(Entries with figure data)
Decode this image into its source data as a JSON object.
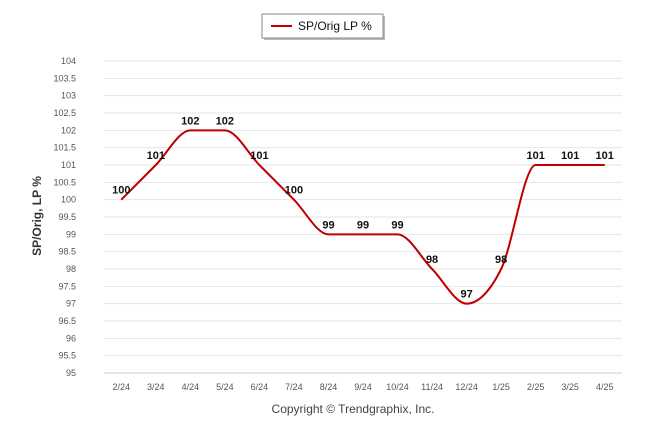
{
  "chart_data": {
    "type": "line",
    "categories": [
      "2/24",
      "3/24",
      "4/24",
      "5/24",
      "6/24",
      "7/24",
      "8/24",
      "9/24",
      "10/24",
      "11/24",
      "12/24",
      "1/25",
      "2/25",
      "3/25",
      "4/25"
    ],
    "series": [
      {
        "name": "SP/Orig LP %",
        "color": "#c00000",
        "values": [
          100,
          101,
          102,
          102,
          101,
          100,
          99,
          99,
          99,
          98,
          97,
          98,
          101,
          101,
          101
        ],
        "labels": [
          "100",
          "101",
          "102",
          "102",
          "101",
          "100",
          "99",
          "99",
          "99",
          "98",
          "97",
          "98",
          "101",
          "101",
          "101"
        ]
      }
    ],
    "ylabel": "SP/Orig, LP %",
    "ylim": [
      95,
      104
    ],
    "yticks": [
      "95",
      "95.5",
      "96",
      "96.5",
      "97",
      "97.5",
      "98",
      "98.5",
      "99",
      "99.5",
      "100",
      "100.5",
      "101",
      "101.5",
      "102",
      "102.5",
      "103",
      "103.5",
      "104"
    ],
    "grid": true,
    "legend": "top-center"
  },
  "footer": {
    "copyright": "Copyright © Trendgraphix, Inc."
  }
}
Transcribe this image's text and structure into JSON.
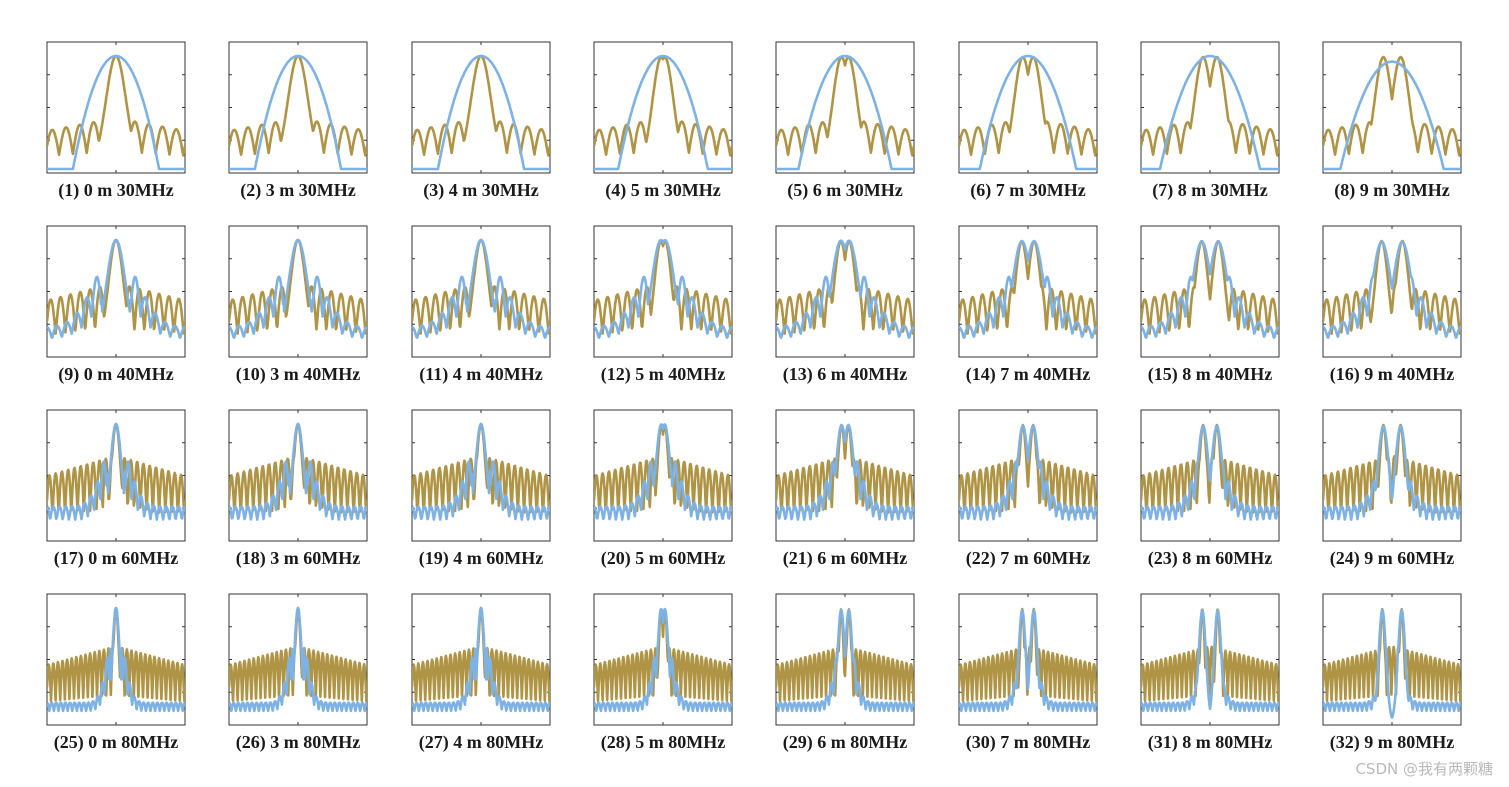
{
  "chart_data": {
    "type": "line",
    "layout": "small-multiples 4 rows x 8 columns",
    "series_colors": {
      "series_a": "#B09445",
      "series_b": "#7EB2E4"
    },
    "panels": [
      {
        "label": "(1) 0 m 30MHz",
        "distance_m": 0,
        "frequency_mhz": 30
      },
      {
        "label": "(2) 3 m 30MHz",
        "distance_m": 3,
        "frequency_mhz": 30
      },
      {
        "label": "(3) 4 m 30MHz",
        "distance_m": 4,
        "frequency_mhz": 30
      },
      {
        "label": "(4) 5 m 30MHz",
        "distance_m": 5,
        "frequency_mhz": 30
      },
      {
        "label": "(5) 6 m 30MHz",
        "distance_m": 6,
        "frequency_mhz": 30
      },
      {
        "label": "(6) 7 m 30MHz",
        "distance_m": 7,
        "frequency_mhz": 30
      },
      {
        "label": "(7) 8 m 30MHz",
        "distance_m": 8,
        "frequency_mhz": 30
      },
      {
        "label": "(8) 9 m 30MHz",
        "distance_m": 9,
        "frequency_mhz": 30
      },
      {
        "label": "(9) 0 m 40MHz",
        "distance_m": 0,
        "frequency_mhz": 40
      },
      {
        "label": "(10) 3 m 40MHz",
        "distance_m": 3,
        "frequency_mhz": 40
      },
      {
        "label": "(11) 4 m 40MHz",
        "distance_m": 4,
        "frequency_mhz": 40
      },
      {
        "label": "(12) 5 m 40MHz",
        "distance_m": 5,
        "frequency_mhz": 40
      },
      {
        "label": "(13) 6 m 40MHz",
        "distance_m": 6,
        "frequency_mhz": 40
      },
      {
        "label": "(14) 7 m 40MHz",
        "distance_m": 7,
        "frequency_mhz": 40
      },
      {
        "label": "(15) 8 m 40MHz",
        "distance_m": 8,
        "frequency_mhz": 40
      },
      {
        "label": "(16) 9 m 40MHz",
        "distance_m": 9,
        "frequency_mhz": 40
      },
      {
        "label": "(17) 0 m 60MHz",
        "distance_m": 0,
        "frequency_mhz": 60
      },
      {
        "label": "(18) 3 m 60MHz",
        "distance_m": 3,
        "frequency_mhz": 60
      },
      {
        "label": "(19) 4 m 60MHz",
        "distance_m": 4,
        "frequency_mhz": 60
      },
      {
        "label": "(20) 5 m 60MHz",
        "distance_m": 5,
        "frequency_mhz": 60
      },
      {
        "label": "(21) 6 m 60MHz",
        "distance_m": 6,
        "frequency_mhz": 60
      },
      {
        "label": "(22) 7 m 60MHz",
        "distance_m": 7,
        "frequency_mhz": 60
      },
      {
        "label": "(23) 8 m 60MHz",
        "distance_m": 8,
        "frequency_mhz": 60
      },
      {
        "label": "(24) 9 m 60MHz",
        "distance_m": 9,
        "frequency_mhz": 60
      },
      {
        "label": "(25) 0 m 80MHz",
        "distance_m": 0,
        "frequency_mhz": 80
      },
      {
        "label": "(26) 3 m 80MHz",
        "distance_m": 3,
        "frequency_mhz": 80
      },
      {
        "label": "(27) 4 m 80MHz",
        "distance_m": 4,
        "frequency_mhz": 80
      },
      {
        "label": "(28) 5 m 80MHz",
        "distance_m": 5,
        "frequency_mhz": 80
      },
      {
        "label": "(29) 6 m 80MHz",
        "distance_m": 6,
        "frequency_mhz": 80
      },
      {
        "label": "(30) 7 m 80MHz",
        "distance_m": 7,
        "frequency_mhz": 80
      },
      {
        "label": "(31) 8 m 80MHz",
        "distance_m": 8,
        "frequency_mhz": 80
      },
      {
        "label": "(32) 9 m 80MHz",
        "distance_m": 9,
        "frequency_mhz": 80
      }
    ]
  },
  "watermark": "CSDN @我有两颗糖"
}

Work required ->
Without the pictures, print the whole listing exactly as given.

Output for this task ->
Decode this image into its source data as a JSON object.
{
  "chart_data": {
    "type": "line",
    "categories": [
      "2/24",
      "3/24",
      "4/24",
      "5/24",
      "6/24",
      "7/24",
      "8/24",
      "9/24",
      "10/24",
      "11/24",
      "12/24",
      "1/25",
      "2/25",
      "3/25",
      "4/25"
    ],
    "series": [
      {
        "name": "SP/Orig LP %",
        "color": "#c00000",
        "values": [
          100,
          101,
          102,
          102,
          101,
          100,
          99,
          99,
          99,
          98,
          97,
          98,
          101,
          101,
          101
        ],
        "labels": [
          "100",
          "101",
          "102",
          "102",
          "101",
          "100",
          "99",
          "99",
          "99",
          "98",
          "97",
          "98",
          "101",
          "101",
          "101"
        ]
      }
    ],
    "ylabel": "SP/Orig, LP %",
    "ylim": [
      95,
      104
    ],
    "yticks": [
      "95",
      "95.5",
      "96",
      "96.5",
      "97",
      "97.5",
      "98",
      "98.5",
      "99",
      "99.5",
      "100",
      "100.5",
      "101",
      "101.5",
      "102",
      "102.5",
      "103",
      "103.5",
      "104"
    ],
    "grid": true,
    "legend": "top-center"
  },
  "footer": {
    "copyright": "Copyright © Trendgraphix, Inc."
  }
}
Transcribe this image's text and structure into JSON.
{
  "chart_data": {
    "type": "line",
    "layout": "small-multiples 4 rows x 8 columns",
    "series_colors": {
      "series_a": "#B09445",
      "series_b": "#7EB2E4"
    },
    "panels": [
      {
        "label": "(1) 0 m 30MHz",
        "distance_m": 0,
        "frequency_mhz": 30
      },
      {
        "label": "(2) 3 m 30MHz",
        "distance_m": 3,
        "frequency_mhz": 30
      },
      {
        "label": "(3) 4 m 30MHz",
        "distance_m": 4,
        "frequency_mhz": 30
      },
      {
        "label": "(4) 5 m 30MHz",
        "distance_m": 5,
        "frequency_mhz": 30
      },
      {
        "label": "(5) 6 m 30MHz",
        "distance_m": 6,
        "frequency_mhz": 30
      },
      {
        "label": "(6) 7 m 30MHz",
        "distance_m": 7,
        "frequency_mhz": 30
      },
      {
        "label": "(7) 8 m 30MHz",
        "distance_m": 8,
        "frequency_mhz": 30
      },
      {
        "label": "(8) 9 m 30MHz",
        "distance_m": 9,
        "frequency_mhz": 30
      },
      {
        "label": "(9) 0 m 40MHz",
        "distance_m": 0,
        "frequency_mhz": 40
      },
      {
        "label": "(10) 3 m 40MHz",
        "distance_m": 3,
        "frequency_mhz": 40
      },
      {
        "label": "(11) 4 m 40MHz",
        "distance_m": 4,
        "frequency_mhz": 40
      },
      {
        "label": "(12) 5 m 40MHz",
        "distance_m": 5,
        "frequency_mhz": 40
      },
      {
        "label": "(13) 6 m 40MHz",
        "distance_m": 6,
        "frequency_mhz": 40
      },
      {
        "label": "(14) 7 m 40MHz",
        "distance_m": 7,
        "frequency_mhz": 40
      },
      {
        "label": "(15) 8 m 40MHz",
        "distance_m": 8,
        "frequency_mhz": 40
      },
      {
        "label": "(16) 9 m 40MHz",
        "distance_m": 9,
        "frequency_mhz": 40
      },
      {
        "label": "(17) 0 m 60MHz",
        "distance_m": 0,
        "frequency_mhz": 60
      },
      {
        "label": "(18) 3 m 60MHz",
        "distance_m": 3,
        "frequency_mhz": 60
      },
      {
        "label": "(19) 4 m 60MHz",
        "distance_m": 4,
        "frequency_mhz": 60
      },
      {
        "label": "(20) 5 m 60MHz",
        "distance_m": 5,
        "frequency_mhz": 60
      },
      {
        "label": "(21) 6 m 60MHz",
        "distance_m": 6,
        "frequency_mhz": 60
      },
      {
        "label": "(22) 7 m 60MHz",
        "distance_m": 7,
        "frequency_mhz": 60
      },
      {
        "label": "(23) 8 m 60MHz",
        "distance_m": 8,
        "frequency_mhz": 60
      },
      {
        "label": "(24) 9 m 60MHz",
        "distance_m": 9,
        "frequency_mhz": 60
      },
      {
        "label": "(25) 0 m 80MHz",
        "distance_m": 0,
        "frequency_mhz": 80
      },
      {
        "label": "(26) 3 m 80MHz",
        "distance_m": 3,
        "frequency_mhz": 80
      },
      {
        "label": "(27) 4 m 80MHz",
        "distance_m": 4,
        "frequency_mhz": 80
      },
      {
        "label": "(28) 5 m 80MHz",
        "distance_m": 5,
        "frequency_mhz": 80
      },
      {
        "label": "(29) 6 m 80MHz",
        "distance_m": 6,
        "frequency_mhz": 80
      },
      {
        "label": "(30) 7 m 80MHz",
        "distance_m": 7,
        "frequency_mhz": 80
      },
      {
        "label": "(31) 8 m 80MHz",
        "distance_m": 8,
        "frequency_mhz": 80
      },
      {
        "label": "(32) 9 m 80MHz",
        "distance_m": 9,
        "frequency_mhz": 80
      }
    ]
  },
  "watermark": "CSDN @我有两颗糖"
}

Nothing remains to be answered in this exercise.